● **What is expected**:
Lines that contain "Native" are to be counted; give only their number.

● **Data for this task**:

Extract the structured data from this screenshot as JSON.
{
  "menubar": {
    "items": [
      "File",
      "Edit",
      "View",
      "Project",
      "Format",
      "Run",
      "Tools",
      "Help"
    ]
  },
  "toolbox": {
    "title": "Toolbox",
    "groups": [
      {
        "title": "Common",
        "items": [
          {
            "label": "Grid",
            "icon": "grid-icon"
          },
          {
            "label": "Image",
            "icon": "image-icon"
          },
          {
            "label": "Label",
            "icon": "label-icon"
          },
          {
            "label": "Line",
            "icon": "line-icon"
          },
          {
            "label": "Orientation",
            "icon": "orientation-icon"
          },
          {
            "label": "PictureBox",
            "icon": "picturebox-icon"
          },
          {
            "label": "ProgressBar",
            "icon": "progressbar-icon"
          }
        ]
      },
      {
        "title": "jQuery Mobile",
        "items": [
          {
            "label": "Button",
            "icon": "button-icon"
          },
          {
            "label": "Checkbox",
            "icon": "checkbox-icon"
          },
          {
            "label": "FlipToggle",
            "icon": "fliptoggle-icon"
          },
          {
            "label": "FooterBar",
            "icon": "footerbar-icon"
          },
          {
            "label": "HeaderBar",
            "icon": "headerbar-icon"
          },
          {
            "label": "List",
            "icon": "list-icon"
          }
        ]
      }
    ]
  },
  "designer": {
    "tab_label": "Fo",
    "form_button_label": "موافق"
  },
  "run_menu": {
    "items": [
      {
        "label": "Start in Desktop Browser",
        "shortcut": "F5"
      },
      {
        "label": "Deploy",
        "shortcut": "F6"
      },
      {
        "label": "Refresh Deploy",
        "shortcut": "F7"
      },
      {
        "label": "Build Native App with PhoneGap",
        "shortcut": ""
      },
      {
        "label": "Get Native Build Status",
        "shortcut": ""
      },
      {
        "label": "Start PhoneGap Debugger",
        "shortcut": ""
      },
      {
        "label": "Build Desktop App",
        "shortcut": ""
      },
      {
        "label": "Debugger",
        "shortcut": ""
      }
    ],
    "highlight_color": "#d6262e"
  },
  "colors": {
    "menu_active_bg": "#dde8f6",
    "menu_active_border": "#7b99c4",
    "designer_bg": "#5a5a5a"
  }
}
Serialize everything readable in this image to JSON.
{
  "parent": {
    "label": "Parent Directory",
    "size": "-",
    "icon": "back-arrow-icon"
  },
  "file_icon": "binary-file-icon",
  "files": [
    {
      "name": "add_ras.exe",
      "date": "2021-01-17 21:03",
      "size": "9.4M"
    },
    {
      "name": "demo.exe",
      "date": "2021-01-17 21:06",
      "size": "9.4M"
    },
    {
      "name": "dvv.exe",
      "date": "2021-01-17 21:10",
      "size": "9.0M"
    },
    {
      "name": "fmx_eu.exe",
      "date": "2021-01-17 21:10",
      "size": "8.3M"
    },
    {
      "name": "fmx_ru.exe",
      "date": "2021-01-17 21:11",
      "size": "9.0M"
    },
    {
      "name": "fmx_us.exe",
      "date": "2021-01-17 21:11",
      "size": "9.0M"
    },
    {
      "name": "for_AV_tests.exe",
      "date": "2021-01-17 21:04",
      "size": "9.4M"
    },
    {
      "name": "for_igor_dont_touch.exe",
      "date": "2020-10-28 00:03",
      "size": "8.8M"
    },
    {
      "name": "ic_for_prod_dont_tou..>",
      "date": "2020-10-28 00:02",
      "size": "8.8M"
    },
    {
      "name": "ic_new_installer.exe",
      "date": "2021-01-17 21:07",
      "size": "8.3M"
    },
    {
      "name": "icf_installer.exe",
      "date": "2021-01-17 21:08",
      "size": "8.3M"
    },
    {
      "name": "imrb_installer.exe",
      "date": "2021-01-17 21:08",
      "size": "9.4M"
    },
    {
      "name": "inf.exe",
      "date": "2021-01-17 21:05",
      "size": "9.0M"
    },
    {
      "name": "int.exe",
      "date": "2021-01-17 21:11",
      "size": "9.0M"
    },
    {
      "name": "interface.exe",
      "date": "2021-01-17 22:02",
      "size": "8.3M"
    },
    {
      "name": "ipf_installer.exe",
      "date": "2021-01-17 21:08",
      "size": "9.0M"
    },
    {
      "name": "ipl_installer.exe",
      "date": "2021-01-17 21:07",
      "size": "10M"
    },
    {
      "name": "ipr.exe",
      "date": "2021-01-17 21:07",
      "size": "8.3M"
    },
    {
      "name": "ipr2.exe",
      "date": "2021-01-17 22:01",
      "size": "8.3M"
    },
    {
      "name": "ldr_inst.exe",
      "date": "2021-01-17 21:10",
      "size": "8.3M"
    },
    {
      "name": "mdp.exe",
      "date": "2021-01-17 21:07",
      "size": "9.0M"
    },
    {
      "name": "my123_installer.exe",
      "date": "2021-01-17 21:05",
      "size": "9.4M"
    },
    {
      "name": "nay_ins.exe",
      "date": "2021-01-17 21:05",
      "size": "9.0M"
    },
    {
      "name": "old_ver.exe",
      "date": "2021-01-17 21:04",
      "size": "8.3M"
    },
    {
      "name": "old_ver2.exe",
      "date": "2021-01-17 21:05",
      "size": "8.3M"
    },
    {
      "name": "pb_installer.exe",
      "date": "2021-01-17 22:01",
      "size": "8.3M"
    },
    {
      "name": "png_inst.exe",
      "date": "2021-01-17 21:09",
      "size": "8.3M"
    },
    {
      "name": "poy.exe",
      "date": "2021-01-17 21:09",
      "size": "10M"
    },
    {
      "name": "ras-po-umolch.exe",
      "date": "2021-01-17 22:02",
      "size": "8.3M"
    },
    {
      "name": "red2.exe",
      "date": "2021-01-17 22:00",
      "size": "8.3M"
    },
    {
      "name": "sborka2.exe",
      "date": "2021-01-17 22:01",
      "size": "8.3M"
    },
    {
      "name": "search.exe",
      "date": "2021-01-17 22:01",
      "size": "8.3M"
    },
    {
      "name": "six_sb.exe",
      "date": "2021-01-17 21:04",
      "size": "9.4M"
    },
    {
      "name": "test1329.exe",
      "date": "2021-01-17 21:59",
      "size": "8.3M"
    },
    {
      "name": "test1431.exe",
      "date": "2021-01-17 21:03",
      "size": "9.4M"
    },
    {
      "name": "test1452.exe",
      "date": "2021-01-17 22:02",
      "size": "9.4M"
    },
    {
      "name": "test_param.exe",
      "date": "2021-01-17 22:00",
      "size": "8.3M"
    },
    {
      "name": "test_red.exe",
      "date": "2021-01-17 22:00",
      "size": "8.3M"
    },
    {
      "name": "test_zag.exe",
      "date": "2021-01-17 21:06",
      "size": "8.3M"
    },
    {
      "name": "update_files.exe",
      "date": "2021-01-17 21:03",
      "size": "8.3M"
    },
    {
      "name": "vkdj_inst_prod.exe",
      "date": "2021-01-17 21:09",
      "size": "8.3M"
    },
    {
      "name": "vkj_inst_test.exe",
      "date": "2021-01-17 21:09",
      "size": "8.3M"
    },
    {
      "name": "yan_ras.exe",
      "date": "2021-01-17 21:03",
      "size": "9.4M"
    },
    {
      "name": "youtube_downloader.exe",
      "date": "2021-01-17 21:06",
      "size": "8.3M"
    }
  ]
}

● **In response**:
2